Short task
In the entries below, count every line containing "like". Reply with the number alone.

Exercise materials
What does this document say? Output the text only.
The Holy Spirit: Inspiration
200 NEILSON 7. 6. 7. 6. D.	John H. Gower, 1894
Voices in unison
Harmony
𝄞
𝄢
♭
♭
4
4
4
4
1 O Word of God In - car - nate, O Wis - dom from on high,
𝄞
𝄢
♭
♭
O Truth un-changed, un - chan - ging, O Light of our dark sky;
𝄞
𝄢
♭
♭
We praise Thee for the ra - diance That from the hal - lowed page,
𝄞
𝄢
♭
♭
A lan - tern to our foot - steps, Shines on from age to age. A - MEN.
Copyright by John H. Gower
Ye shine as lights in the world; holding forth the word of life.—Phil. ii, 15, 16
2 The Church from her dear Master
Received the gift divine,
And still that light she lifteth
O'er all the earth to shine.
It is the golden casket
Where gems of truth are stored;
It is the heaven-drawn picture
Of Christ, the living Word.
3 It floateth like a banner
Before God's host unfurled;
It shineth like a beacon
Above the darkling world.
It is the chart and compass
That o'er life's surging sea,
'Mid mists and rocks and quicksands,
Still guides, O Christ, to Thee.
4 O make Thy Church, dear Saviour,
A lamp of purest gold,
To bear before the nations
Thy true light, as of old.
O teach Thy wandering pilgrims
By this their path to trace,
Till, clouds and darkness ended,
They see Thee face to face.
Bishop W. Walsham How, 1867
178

Solution to this exercise
2